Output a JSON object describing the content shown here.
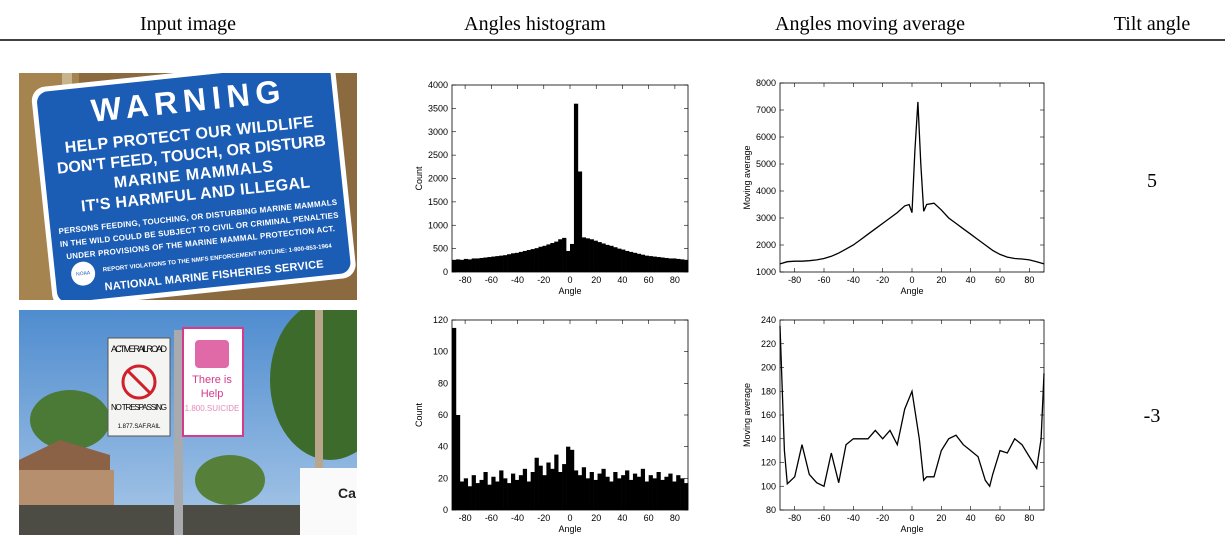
{
  "header": [
    "Input image",
    "Angles histogram",
    "Angles moving average",
    "Tilt angle"
  ],
  "rows": [
    {
      "image_text": [
        "WARNING",
        "HELP PROTECT OUR WILDLIFE",
        "DON'T FEED, TOUCH, OR DISTURB",
        "MARINE MAMMALS",
        "IT'S HARMFUL AND ILLEGAL",
        "PERSONS FEEDING, TOUCHING, OR DISTURBING MARINE MAMMALS",
        "IN THE WILD COULD BE SUBJECT TO CIVIL OR CRIMINAL PENALTIES",
        "UNDER PROVISIONS OF THE MARINE MAMMAL PROTECTION ACT.",
        "REPORT VIOLATIONS TO THE NMFS ENFORCEMENT HOTLINE: 1-800-853-1964",
        "NATIONAL MARINE FISHERIES SERVICE",
        "NOAA"
      ],
      "histogram": {
        "type": "histogram",
        "xlabel": "Angle",
        "ylabel": "Count",
        "color": "#000000",
        "bins": [
          -90,
          -87,
          -84,
          -81,
          -78,
          -75,
          -72,
          -69,
          -66,
          -63,
          -60,
          -57,
          -54,
          -51,
          -48,
          -45,
          -42,
          -39,
          -36,
          -33,
          -30,
          -27,
          -24,
          -21,
          -18,
          -15,
          -12,
          -9,
          -6,
          -3,
          0,
          3,
          6,
          9,
          12,
          15,
          18,
          21,
          24,
          27,
          30,
          33,
          36,
          39,
          42,
          45,
          48,
          51,
          54,
          57,
          60,
          63,
          66,
          69,
          72,
          75,
          78,
          81,
          84,
          87,
          90
        ],
        "values": [
          260,
          270,
          260,
          280,
          270,
          290,
          290,
          300,
          310,
          320,
          330,
          340,
          350,
          360,
          380,
          400,
          410,
          430,
          450,
          470,
          490,
          510,
          540,
          560,
          590,
          620,
          650,
          700,
          730,
          450,
          600,
          3600,
          2150,
          740,
          720,
          700,
          670,
          640,
          610,
          580,
          560,
          530,
          500,
          480,
          450,
          430,
          410,
          390,
          370,
          350,
          340,
          330,
          320,
          310,
          300,
          290,
          290,
          280,
          270,
          260
        ],
        "xlim": [
          -90,
          90
        ],
        "xticks": [
          -80,
          -60,
          -40,
          -20,
          0,
          20,
          40,
          60,
          80
        ],
        "ylim": [
          0,
          4000
        ],
        "yticks": [
          0,
          500,
          1000,
          1500,
          2000,
          2500,
          3000,
          3500,
          4000
        ]
      },
      "moving_average": {
        "type": "line",
        "xlabel": "Angle",
        "ylabel": "Moving average",
        "color": "#000000",
        "x": [
          -90,
          -85,
          -80,
          -75,
          -70,
          -65,
          -60,
          -55,
          -50,
          -45,
          -40,
          -35,
          -30,
          -25,
          -20,
          -15,
          -10,
          -5,
          -2,
          0,
          2,
          4,
          6,
          8,
          10,
          15,
          20,
          25,
          30,
          35,
          40,
          45,
          50,
          55,
          60,
          65,
          70,
          75,
          80,
          85,
          90
        ],
        "values": [
          1300,
          1380,
          1400,
          1400,
          1420,
          1450,
          1500,
          1580,
          1700,
          1850,
          2000,
          2200,
          2400,
          2600,
          2800,
          3000,
          3200,
          3450,
          3500,
          3200,
          5500,
          7300,
          5000,
          3250,
          3500,
          3550,
          3300,
          3000,
          2800,
          2600,
          2400,
          2200,
          2000,
          1800,
          1650,
          1550,
          1500,
          1480,
          1450,
          1380,
          1300
        ],
        "xlim": [
          -90,
          90
        ],
        "xticks": [
          -80,
          -60,
          -40,
          -20,
          0,
          20,
          40,
          60,
          80
        ],
        "ylim": [
          1000,
          8000
        ],
        "yticks": [
          1000,
          2000,
          3000,
          4000,
          5000,
          6000,
          7000,
          8000
        ]
      },
      "tilt_angle": 5
    },
    {
      "image_text": [
        "ACTIVE RAILROAD",
        "NO TRESPASSING",
        "1.877.SAF.RAIL",
        "There is",
        "Help",
        "1.800.SUICIDE",
        "Ca"
      ],
      "histogram": {
        "type": "histogram",
        "xlabel": "Angle",
        "ylabel": "Count",
        "color": "#000000",
        "bins": [
          -90,
          -87,
          -84,
          -81,
          -78,
          -75,
          -72,
          -69,
          -66,
          -63,
          -60,
          -57,
          -54,
          -51,
          -48,
          -45,
          -42,
          -39,
          -36,
          -33,
          -30,
          -27,
          -24,
          -21,
          -18,
          -15,
          -12,
          -9,
          -6,
          -3,
          0,
          3,
          6,
          9,
          12,
          15,
          18,
          21,
          24,
          27,
          30,
          33,
          36,
          39,
          42,
          45,
          48,
          51,
          54,
          57,
          60,
          63,
          66,
          69,
          72,
          75,
          78,
          81,
          84,
          87,
          90
        ],
        "values": [
          115,
          60,
          18,
          20,
          15,
          22,
          17,
          19,
          24,
          16,
          21,
          18,
          25,
          20,
          17,
          23,
          19,
          22,
          26,
          18,
          24,
          33,
          28,
          22,
          30,
          26,
          35,
          24,
          29,
          40,
          38,
          25,
          22,
          27,
          20,
          24,
          19,
          23,
          26,
          21,
          18,
          24,
          20,
          22,
          25,
          19,
          23,
          21,
          26,
          18,
          22,
          20,
          24,
          19,
          21,
          23,
          18,
          22,
          20,
          17
        ],
        "xlim": [
          -90,
          90
        ],
        "xticks": [
          -80,
          -60,
          -40,
          -20,
          0,
          20,
          40,
          60,
          80
        ],
        "ylim": [
          0,
          120
        ],
        "yticks": [
          0,
          20,
          40,
          60,
          80,
          100,
          120
        ]
      },
      "moving_average": {
        "type": "line",
        "xlabel": "Angle",
        "ylabel": "Moving average",
        "color": "#000000",
        "x": [
          -90,
          -87,
          -85,
          -80,
          -75,
          -70,
          -65,
          -60,
          -55,
          -50,
          -45,
          -40,
          -35,
          -30,
          -25,
          -20,
          -15,
          -10,
          -5,
          0,
          5,
          8,
          10,
          15,
          20,
          25,
          30,
          35,
          40,
          45,
          50,
          53,
          55,
          60,
          65,
          70,
          75,
          80,
          85,
          88,
          90
        ],
        "values": [
          235,
          130,
          102,
          108,
          135,
          110,
          103,
          100,
          128,
          103,
          135,
          140,
          140,
          140,
          147,
          140,
          147,
          135,
          165,
          180,
          140,
          105,
          108,
          108,
          130,
          140,
          143,
          135,
          130,
          125,
          105,
          100,
          110,
          130,
          128,
          140,
          135,
          125,
          115,
          140,
          195
        ],
        "xlim": [
          -90,
          90
        ],
        "xticks": [
          -80,
          -60,
          -40,
          -20,
          0,
          20,
          40,
          60,
          80
        ],
        "ylim": [
          80,
          240
        ],
        "yticks": [
          80,
          100,
          120,
          140,
          160,
          180,
          200,
          220,
          240
        ]
      },
      "tilt_angle": -3
    }
  ]
}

Set task:
Quote every line word for word and keep the images out of the copy.

Exercise answer:
Output a JSON object describing the content shown here.
{
  "header": [
    "Input image",
    "Angles histogram",
    "Angles moving average",
    "Tilt angle"
  ],
  "rows": [
    {
      "image_text": [
        "WARNING",
        "HELP PROTECT OUR WILDLIFE",
        "DON'T FEED, TOUCH, OR DISTURB",
        "MARINE MAMMALS",
        "IT'S HARMFUL AND ILLEGAL",
        "PERSONS FEEDING, TOUCHING, OR DISTURBING MARINE MAMMALS",
        "IN THE WILD COULD BE SUBJECT TO CIVIL OR CRIMINAL PENALTIES",
        "UNDER PROVISIONS OF THE MARINE MAMMAL PROTECTION ACT.",
        "REPORT VIOLATIONS TO THE NMFS ENFORCEMENT HOTLINE: 1-800-853-1964",
        "NATIONAL MARINE FISHERIES SERVICE",
        "NOAA"
      ],
      "histogram": {
        "type": "histogram",
        "xlabel": "Angle",
        "ylabel": "Count",
        "color": "#000000",
        "bins": [
          -90,
          -87,
          -84,
          -81,
          -78,
          -75,
          -72,
          -69,
          -66,
          -63,
          -60,
          -57,
          -54,
          -51,
          -48,
          -45,
          -42,
          -39,
          -36,
          -33,
          -30,
          -27,
          -24,
          -21,
          -18,
          -15,
          -12,
          -9,
          -6,
          -3,
          0,
          3,
          6,
          9,
          12,
          15,
          18,
          21,
          24,
          27,
          30,
          33,
          36,
          39,
          42,
          45,
          48,
          51,
          54,
          57,
          60,
          63,
          66,
          69,
          72,
          75,
          78,
          81,
          84,
          87,
          90
        ],
        "values": [
          260,
          270,
          260,
          280,
          270,
          290,
          290,
          300,
          310,
          320,
          330,
          340,
          350,
          360,
          380,
          400,
          410,
          430,
          450,
          470,
          490,
          510,
          540,
          560,
          590,
          620,
          650,
          700,
          730,
          450,
          600,
          3600,
          2150,
          740,
          720,
          700,
          670,
          640,
          610,
          580,
          560,
          530,
          500,
          480,
          450,
          430,
          410,
          390,
          370,
          350,
          340,
          330,
          320,
          310,
          300,
          290,
          290,
          280,
          270,
          260
        ],
        "xlim": [
          -90,
          90
        ],
        "xticks": [
          -80,
          -60,
          -40,
          -20,
          0,
          20,
          40,
          60,
          80
        ],
        "ylim": [
          0,
          4000
        ],
        "yticks": [
          0,
          500,
          1000,
          1500,
          2000,
          2500,
          3000,
          3500,
          4000
        ]
      },
      "moving_average": {
        "type": "line",
        "xlabel": "Angle",
        "ylabel": "Moving average",
        "color": "#000000",
        "x": [
          -90,
          -85,
          -80,
          -75,
          -70,
          -65,
          -60,
          -55,
          -50,
          -45,
          -40,
          -35,
          -30,
          -25,
          -20,
          -15,
          -10,
          -5,
          -2,
          0,
          2,
          4,
          6,
          8,
          10,
          15,
          20,
          25,
          30,
          35,
          40,
          45,
          50,
          55,
          60,
          65,
          70,
          75,
          80,
          85,
          90
        ],
        "values": [
          1300,
          1380,
          1400,
          1400,
          1420,
          1450,
          1500,
          1580,
          1700,
          1850,
          2000,
          2200,
          2400,
          2600,
          2800,
          3000,
          3200,
          3450,
          3500,
          3200,
          5500,
          7300,
          5000,
          3250,
          3500,
          3550,
          3300,
          3000,
          2800,
          2600,
          2400,
          2200,
          2000,
          1800,
          1650,
          1550,
          1500,
          1480,
          1450,
          1380,
          1300
        ],
        "xlim": [
          -90,
          90
        ],
        "xticks": [
          -80,
          -60,
          -40,
          -20,
          0,
          20,
          40,
          60,
          80
        ],
        "ylim": [
          1000,
          8000
        ],
        "yticks": [
          1000,
          2000,
          3000,
          4000,
          5000,
          6000,
          7000,
          8000
        ]
      },
      "tilt_angle": 5
    },
    {
      "image_text": [
        "ACTIVE RAILROAD",
        "NO TRESPASSING",
        "1.877.SAF.RAIL",
        "There is",
        "Help",
        "1.800.SUICIDE",
        "Ca"
      ],
      "histogram": {
        "type": "histogram",
        "xlabel": "Angle",
        "ylabel": "Count",
        "color": "#000000",
        "bins": [
          -90,
          -87,
          -84,
          -81,
          -78,
          -75,
          -72,
          -69,
          -66,
          -63,
          -60,
          -57,
          -54,
          -51,
          -48,
          -45,
          -42,
          -39,
          -36,
          -33,
          -30,
          -27,
          -24,
          -21,
          -18,
          -15,
          -12,
          -9,
          -6,
          -3,
          0,
          3,
          6,
          9,
          12,
          15,
          18,
          21,
          24,
          27,
          30,
          33,
          36,
          39,
          42,
          45,
          48,
          51,
          54,
          57,
          60,
          63,
          66,
          69,
          72,
          75,
          78,
          81,
          84,
          87,
          90
        ],
        "values": [
          115,
          60,
          18,
          20,
          15,
          22,
          17,
          19,
          24,
          16,
          21,
          18,
          25,
          20,
          17,
          23,
          19,
          22,
          26,
          18,
          24,
          33,
          28,
          22,
          30,
          26,
          35,
          24,
          29,
          40,
          38,
          25,
          22,
          27,
          20,
          24,
          19,
          23,
          26,
          21,
          18,
          24,
          20,
          22,
          25,
          19,
          23,
          21,
          26,
          18,
          22,
          20,
          24,
          19,
          21,
          23,
          18,
          22,
          20,
          17
        ],
        "xlim": [
          -90,
          90
        ],
        "xticks": [
          -80,
          -60,
          -40,
          -20,
          0,
          20,
          40,
          60,
          80
        ],
        "ylim": [
          0,
          120
        ],
        "yticks": [
          0,
          20,
          40,
          60,
          80,
          100,
          120
        ]
      },
      "moving_average": {
        "type": "line",
        "xlabel": "Angle",
        "ylabel": "Moving average",
        "color": "#000000",
        "x": [
          -90,
          -87,
          -85,
          -80,
          -75,
          -70,
          -65,
          -60,
          -55,
          -50,
          -45,
          -40,
          -35,
          -30,
          -25,
          -20,
          -15,
          -10,
          -5,
          0,
          5,
          8,
          10,
          15,
          20,
          25,
          30,
          35,
          40,
          45,
          50,
          53,
          55,
          60,
          65,
          70,
          75,
          80,
          85,
          88,
          90
        ],
        "values": [
          235,
          130,
          102,
          108,
          135,
          110,
          103,
          100,
          128,
          103,
          135,
          140,
          140,
          140,
          147,
          140,
          147,
          135,
          165,
          180,
          140,
          105,
          108,
          108,
          130,
          140,
          143,
          135,
          130,
          125,
          105,
          100,
          110,
          130,
          128,
          140,
          135,
          125,
          115,
          140,
          195
        ],
        "xlim": [
          -90,
          90
        ],
        "xticks": [
          -80,
          -60,
          -40,
          -20,
          0,
          20,
          40,
          60,
          80
        ],
        "ylim": [
          80,
          240
        ],
        "yticks": [
          80,
          100,
          120,
          140,
          160,
          180,
          200,
          220,
          240
        ]
      },
      "tilt_angle": -3
    }
  ]
}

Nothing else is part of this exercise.